**Lavoro richiesto**
Elenca, per favore, tutte le righe dei record in cui compare la stringa "most", tenendo conto di maiuscole e minuscole.

**Record forniti**

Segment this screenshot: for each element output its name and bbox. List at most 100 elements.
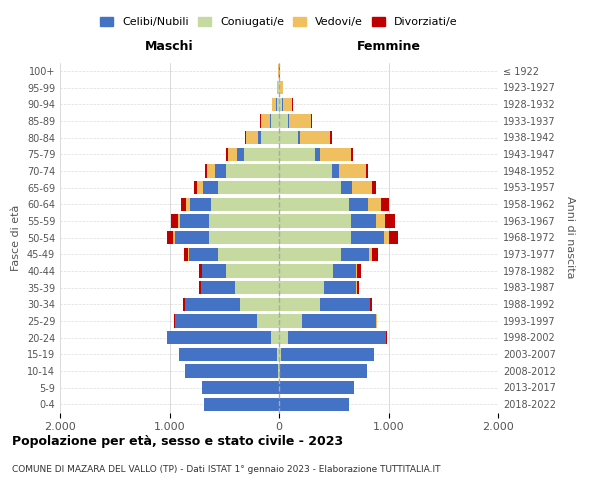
Bar: [365, 164, 368, 177]
Bar: [385, 214, 395, 228]
Bar: [351, 214, 376, 228]
Bar: [332, 264, 356, 278]
Bar: [279, 181, 341, 194]
Bar: [199, 281, 201, 294]
Bar: [261, 114, 269, 128]
Bar: [226, 264, 279, 278]
Bar: [184, 248, 188, 261]
Bar: [320, 148, 351, 161]
Bar: [183, 298, 185, 311]
Bar: [235, 281, 279, 294]
Bar: [289, 114, 311, 128]
Bar: [279, 348, 281, 361]
Bar: [205, 164, 207, 177]
Bar: [218, 181, 279, 194]
Bar: [271, 331, 279, 344]
Bar: [277, 81, 278, 94]
Bar: [271, 114, 279, 128]
Bar: [197, 181, 203, 194]
Bar: [190, 198, 211, 211]
Bar: [244, 148, 279, 161]
Bar: [207, 164, 215, 177]
Bar: [272, 98, 276, 111]
Bar: [188, 248, 189, 261]
Bar: [279, 331, 288, 344]
Bar: [351, 231, 384, 244]
Bar: [331, 131, 332, 144]
Bar: [167, 231, 173, 244]
Bar: [239, 298, 279, 311]
Bar: [245, 131, 246, 144]
Bar: [288, 114, 289, 128]
Bar: [369, 248, 371, 261]
Bar: [209, 231, 279, 244]
Bar: [288, 331, 386, 344]
Bar: [246, 131, 258, 144]
Bar: [357, 264, 361, 278]
Bar: [215, 164, 226, 177]
Bar: [332, 164, 339, 177]
Bar: [368, 198, 381, 211]
Bar: [279, 164, 332, 177]
Bar: [203, 181, 218, 194]
Bar: [279, 314, 302, 328]
Bar: [226, 164, 279, 177]
Bar: [202, 381, 279, 394]
Bar: [302, 314, 376, 328]
Bar: [167, 331, 271, 344]
Bar: [279, 398, 349, 411]
Bar: [175, 231, 209, 244]
Legend: Celibi/Nubili, Coniugati/e, Vedovi/e, Divorziati/e: Celibi/Nubili, Coniugati/e, Vedovi/e, Di…: [96, 12, 462, 32]
Bar: [341, 248, 369, 261]
Bar: [279, 148, 315, 161]
Bar: [371, 248, 377, 261]
Bar: [185, 298, 239, 311]
Bar: [171, 214, 178, 228]
Bar: [175, 314, 257, 328]
Bar: [320, 298, 370, 311]
Bar: [269, 114, 271, 128]
Bar: [189, 248, 218, 261]
Bar: [179, 348, 277, 361]
Bar: [202, 264, 226, 278]
Bar: [279, 114, 288, 128]
Bar: [199, 264, 202, 278]
Bar: [351, 148, 353, 161]
Bar: [281, 348, 374, 361]
Bar: [352, 181, 372, 194]
Bar: [279, 264, 332, 278]
Bar: [356, 281, 359, 294]
Text: COMUNE DI MAZARA DEL VALLO (TP) - Dati ISTAT 1° gennaio 2023 - Elaborazione TUTT: COMUNE DI MAZARA DEL VALLO (TP) - Dati I…: [12, 465, 440, 474]
Bar: [279, 298, 320, 311]
Bar: [349, 198, 368, 211]
Bar: [194, 181, 197, 194]
Bar: [300, 131, 331, 144]
Bar: [205, 398, 279, 411]
Bar: [376, 214, 385, 228]
Text: Popolazione per età, sesso e stato civile - 2023: Popolazione per età, sesso e stato civil…: [12, 435, 343, 448]
Bar: [280, 381, 354, 394]
Bar: [209, 214, 279, 228]
Bar: [277, 98, 279, 111]
Bar: [211, 198, 279, 211]
Bar: [280, 81, 283, 94]
Bar: [341, 181, 352, 194]
Bar: [201, 281, 235, 294]
Bar: [370, 298, 372, 311]
Y-axis label: Fasce di età: Fasce di età: [11, 204, 21, 270]
Bar: [226, 148, 227, 161]
Bar: [277, 348, 279, 361]
Bar: [279, 131, 298, 144]
Bar: [173, 231, 175, 244]
Bar: [315, 148, 320, 161]
Bar: [276, 98, 277, 111]
Bar: [279, 281, 324, 294]
Bar: [279, 231, 351, 244]
Bar: [257, 314, 279, 328]
Bar: [238, 148, 244, 161]
Y-axis label: Anni di nascita: Anni di nascita: [565, 196, 575, 278]
Bar: [279, 98, 282, 111]
Bar: [185, 364, 278, 378]
Bar: [280, 364, 367, 378]
Bar: [279, 198, 349, 211]
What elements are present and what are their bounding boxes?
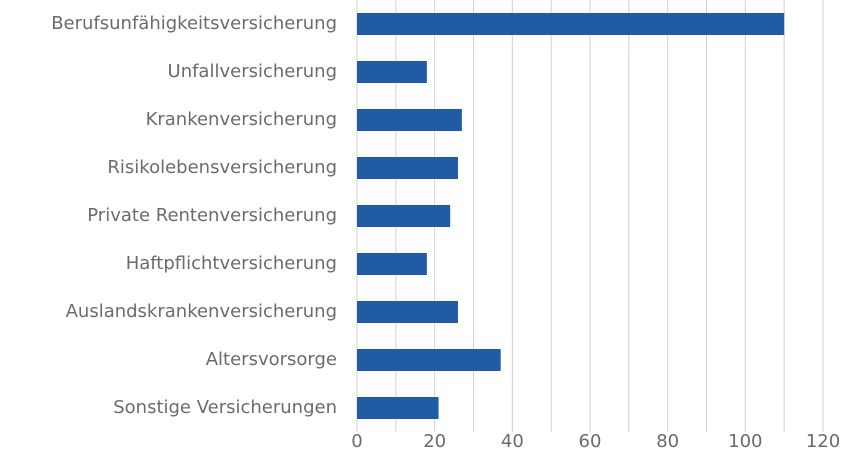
bar [357, 301, 458, 323]
bar [357, 109, 462, 131]
bar [357, 205, 451, 227]
bar [357, 61, 427, 83]
x-tick-label: 100 [728, 431, 762, 452]
x-tick-label: 80 [656, 431, 679, 452]
bar [357, 157, 458, 179]
x-tick-label: 60 [579, 431, 602, 452]
bar [357, 349, 501, 371]
x-tick-label: 40 [501, 431, 524, 452]
bar [357, 397, 439, 419]
y-tick-label: Haftpflichtversicherung [126, 253, 337, 274]
x-tick-label: 120 [806, 431, 840, 452]
y-tick-label: Berufsunfähigkeitsversicherung [51, 13, 337, 34]
y-tick-label: Auslandskrankenversicherung [66, 301, 337, 322]
y-tick-label: Altersvorsorge [206, 349, 337, 370]
bar [357, 253, 427, 275]
y-tick-label: Unfallversicherung [168, 61, 337, 82]
x-tick-label: 0 [351, 431, 362, 452]
x-tick-label: 20 [423, 431, 446, 452]
y-tick-label: Risikolebensversicherung [107, 157, 337, 178]
y-tick-label: Krankenversicherung [146, 109, 337, 130]
y-tick-label: Sonstige Versicherungen [113, 397, 337, 418]
bar [357, 13, 785, 35]
y-tick-label: Private Rentenversicherung [87, 205, 337, 226]
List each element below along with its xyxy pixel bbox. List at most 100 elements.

**Risultato**
Segment this screenshot: for each element output its name and bbox. List at most 100 elements.
List each element below along with its xyxy pixel bbox. List at most 100 elements.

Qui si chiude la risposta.